**THE PROBLEM:** Retype all of the data. Every line must match exactly.
begin TASK INPUTS
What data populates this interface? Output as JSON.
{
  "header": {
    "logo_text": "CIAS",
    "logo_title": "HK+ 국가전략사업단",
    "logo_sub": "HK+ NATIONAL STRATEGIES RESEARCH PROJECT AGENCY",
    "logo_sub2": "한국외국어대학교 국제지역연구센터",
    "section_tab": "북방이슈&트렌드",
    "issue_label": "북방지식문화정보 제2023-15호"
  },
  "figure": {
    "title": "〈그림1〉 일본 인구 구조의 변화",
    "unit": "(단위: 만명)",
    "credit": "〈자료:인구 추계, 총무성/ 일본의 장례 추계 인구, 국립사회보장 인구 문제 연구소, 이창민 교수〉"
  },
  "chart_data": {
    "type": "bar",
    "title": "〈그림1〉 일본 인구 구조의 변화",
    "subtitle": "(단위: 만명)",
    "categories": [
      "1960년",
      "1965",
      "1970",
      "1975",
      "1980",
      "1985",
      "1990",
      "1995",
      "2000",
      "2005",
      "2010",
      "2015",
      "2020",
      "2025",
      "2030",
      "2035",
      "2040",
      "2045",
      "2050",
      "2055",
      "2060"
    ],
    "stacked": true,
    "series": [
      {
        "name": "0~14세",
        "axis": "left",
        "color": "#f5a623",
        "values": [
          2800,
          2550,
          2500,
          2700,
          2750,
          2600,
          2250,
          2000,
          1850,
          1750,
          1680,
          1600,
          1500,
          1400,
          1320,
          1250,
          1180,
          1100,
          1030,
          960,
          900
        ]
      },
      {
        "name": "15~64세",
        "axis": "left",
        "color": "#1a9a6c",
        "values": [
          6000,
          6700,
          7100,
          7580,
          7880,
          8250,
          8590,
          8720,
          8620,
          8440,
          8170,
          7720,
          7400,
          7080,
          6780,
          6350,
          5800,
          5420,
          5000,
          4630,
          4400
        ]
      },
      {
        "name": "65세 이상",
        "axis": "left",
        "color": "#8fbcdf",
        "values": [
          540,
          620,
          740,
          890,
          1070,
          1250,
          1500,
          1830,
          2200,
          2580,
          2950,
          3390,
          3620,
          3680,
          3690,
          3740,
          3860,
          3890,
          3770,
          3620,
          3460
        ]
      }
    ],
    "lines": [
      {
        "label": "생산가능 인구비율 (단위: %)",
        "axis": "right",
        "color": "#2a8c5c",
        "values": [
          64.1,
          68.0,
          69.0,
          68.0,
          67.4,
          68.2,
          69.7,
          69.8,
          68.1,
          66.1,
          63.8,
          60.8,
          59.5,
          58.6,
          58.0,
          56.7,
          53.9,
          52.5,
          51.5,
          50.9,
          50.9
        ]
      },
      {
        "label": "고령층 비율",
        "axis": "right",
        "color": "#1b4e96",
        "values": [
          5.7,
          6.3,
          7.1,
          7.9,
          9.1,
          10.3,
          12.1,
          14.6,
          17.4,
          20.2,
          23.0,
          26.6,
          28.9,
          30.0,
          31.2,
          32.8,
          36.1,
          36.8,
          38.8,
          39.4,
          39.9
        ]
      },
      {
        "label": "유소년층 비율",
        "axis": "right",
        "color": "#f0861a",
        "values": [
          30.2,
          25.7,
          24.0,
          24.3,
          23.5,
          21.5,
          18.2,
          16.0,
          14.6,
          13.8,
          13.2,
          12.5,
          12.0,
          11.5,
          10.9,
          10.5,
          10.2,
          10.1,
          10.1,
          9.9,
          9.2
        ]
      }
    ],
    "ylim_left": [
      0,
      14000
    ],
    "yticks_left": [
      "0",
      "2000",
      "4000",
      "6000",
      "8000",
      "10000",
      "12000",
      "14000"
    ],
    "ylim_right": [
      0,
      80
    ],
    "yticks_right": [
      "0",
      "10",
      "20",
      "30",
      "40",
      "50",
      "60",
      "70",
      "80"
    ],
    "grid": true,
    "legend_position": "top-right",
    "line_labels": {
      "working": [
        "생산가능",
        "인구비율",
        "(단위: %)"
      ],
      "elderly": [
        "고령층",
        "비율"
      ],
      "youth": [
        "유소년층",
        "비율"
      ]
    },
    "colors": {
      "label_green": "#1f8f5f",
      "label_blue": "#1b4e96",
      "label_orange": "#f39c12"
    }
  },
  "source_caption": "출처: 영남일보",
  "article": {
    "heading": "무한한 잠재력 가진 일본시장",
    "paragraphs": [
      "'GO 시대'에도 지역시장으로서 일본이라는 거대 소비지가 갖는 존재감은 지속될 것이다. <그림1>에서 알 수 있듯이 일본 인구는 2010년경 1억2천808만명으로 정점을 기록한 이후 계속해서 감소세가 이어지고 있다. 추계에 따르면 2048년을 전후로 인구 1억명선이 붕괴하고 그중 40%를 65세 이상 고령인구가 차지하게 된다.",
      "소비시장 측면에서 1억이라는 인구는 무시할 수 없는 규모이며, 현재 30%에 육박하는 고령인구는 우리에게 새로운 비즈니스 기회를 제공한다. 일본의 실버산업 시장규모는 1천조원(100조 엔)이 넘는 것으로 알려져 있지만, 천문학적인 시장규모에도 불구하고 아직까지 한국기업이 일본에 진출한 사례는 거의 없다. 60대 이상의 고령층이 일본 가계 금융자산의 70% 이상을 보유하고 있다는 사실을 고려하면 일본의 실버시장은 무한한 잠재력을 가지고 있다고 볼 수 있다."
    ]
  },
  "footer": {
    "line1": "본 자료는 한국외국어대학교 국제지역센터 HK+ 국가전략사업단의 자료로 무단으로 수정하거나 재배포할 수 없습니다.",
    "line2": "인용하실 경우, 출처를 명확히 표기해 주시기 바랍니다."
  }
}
end TASK INPUTS
**TASK RESULT:**
What data populates this interface? Output as JSON.
{
  "header": {
    "logo_text": "CIAS",
    "logo_title": "HK+ 국가전략사업단",
    "logo_sub": "HK+ NATIONAL STRATEGIES RESEARCH PROJECT AGENCY",
    "logo_sub2": "한국외국어대학교 국제지역연구센터",
    "section_tab": "북방이슈&트렌드",
    "issue_label": "북방지식문화정보 제2023-15호"
  },
  "figure": {
    "title": "〈그림1〉 일본 인구 구조의 변화",
    "unit": "(단위: 만명)",
    "credit": "〈자료:인구 추계, 총무성/ 일본의 장례 추계 인구, 국립사회보장 인구 문제 연구소, 이창민 교수〉"
  },
  "chart_data": {
    "type": "bar",
    "title": "〈그림1〉 일본 인구 구조의 변화",
    "subtitle": "(단위: 만명)",
    "categories": [
      "1960년",
      "1965",
      "1970",
      "1975",
      "1980",
      "1985",
      "1990",
      "1995",
      "2000",
      "2005",
      "2010",
      "2015",
      "2020",
      "2025",
      "2030",
      "2035",
      "2040",
      "2045",
      "2050",
      "2055",
      "2060"
    ],
    "stacked": true,
    "series": [
      {
        "name": "0~14세",
        "axis": "left",
        "color": "#f5a623",
        "values": [
          2800,
          2550,
          2500,
          2700,
          2750,
          2600,
          2250,
          2000,
          1850,
          1750,
          1680,
          1600,
          1500,
          1400,
          1320,
          1250,
          1180,
          1100,
          1030,
          960,
          900
        ]
      },
      {
        "name": "15~64세",
        "axis": "left",
        "color": "#1a9a6c",
        "values": [
          6000,
          6700,
          7100,
          7580,
          7880,
          8250,
          8590,
          8720,
          8620,
          8440,
          8170,
          7720,
          7400,
          7080,
          6780,
          6350,
          5800,
          5420,
          5000,
          4630,
          4400
        ]
      },
      {
        "name": "65세 이상",
        "axis": "left",
        "color": "#8fbcdf",
        "values": [
          540,
          620,
          740,
          890,
          1070,
          1250,
          1500,
          1830,
          2200,
          2580,
          2950,
          3390,
          3620,
          3680,
          3690,
          3740,
          3860,
          3890,
          3770,
          3620,
          3460
        ]
      }
    ],
    "lines": [
      {
        "label": "생산가능 인구비율 (단위: %)",
        "axis": "right",
        "color": "#2a8c5c",
        "values": [
          64.1,
          68.0,
          69.0,
          68.0,
          67.4,
          68.2,
          69.7,
          69.8,
          68.1,
          66.1,
          63.8,
          60.8,
          59.5,
          58.6,
          58.0,
          56.7,
          53.9,
          52.5,
          51.5,
          50.9,
          50.9
        ]
      },
      {
        "label": "고령층 비율",
        "axis": "right",
        "color": "#1b4e96",
        "values": [
          5.7,
          6.3,
          7.1,
          7.9,
          9.1,
          10.3,
          12.1,
          14.6,
          17.4,
          20.2,
          23.0,
          26.6,
          28.9,
          30.0,
          31.2,
          32.8,
          36.1,
          36.8,
          38.8,
          39.4,
          39.9
        ]
      },
      {
        "label": "유소년층 비율",
        "axis": "right",
        "color": "#f0861a",
        "values": [
          30.2,
          25.7,
          24.0,
          24.3,
          23.5,
          21.5,
          18.2,
          16.0,
          14.6,
          13.8,
          13.2,
          12.5,
          12.0,
          11.5,
          10.9,
          10.5,
          10.2,
          10.1,
          10.1,
          9.9,
          9.2
        ]
      }
    ],
    "ylim_left": [
      0,
      14000
    ],
    "yticks_left": [
      "0",
      "2000",
      "4000",
      "6000",
      "8000",
      "10000",
      "12000",
      "14000"
    ],
    "ylim_right": [
      0,
      80
    ],
    "yticks_right": [
      "0",
      "10",
      "20",
      "30",
      "40",
      "50",
      "60",
      "70",
      "80"
    ],
    "grid": true,
    "legend_position": "top-right",
    "line_labels": {
      "working": [
        "생산가능",
        "인구비율",
        "(단위: %)"
      ],
      "elderly": [
        "고령층",
        "비율"
      ],
      "youth": [
        "유소년층",
        "비율"
      ]
    },
    "colors": {
      "label_green": "#1f8f5f",
      "label_blue": "#1b4e96",
      "label_orange": "#f39c12"
    }
  },
  "source_caption": "출처: 영남일보",
  "article": {
    "heading": "무한한 잠재력 가진 일본시장",
    "paragraphs": [
      "'GO 시대'에도 지역시장으로서 일본이라는 거대 소비지가 갖는 존재감은 지속될 것이다. <그림1>에서 알 수 있듯이 일본 인구는 2010년경 1억2천808만명으로 정점을 기록한 이후 계속해서 감소세가 이어지고 있다. 추계에 따르면 2048년을 전후로 인구 1억명선이 붕괴하고 그중 40%를 65세 이상 고령인구가 차지하게 된다.",
      "소비시장 측면에서 1억이라는 인구는 무시할 수 없는 규모이며, 현재 30%에 육박하는 고령인구는 우리에게 새로운 비즈니스 기회를 제공한다. 일본의 실버산업 시장규모는 1천조원(100조 엔)이 넘는 것으로 알려져 있지만, 천문학적인 시장규모에도 불구하고 아직까지 한국기업이 일본에 진출한 사례는 거의 없다. 60대 이상의 고령층이 일본 가계 금융자산의 70% 이상을 보유하고 있다는 사실을 고려하면 일본의 실버시장은 무한한 잠재력을 가지고 있다고 볼 수 있다."
    ]
  },
  "footer": {
    "line1": "본 자료는 한국외국어대학교 국제지역센터 HK+ 국가전략사업단의 자료로 무단으로 수정하거나 재배포할 수 없습니다.",
    "line2": "인용하실 경우, 출처를 명확히 표기해 주시기 바랍니다."
  }
}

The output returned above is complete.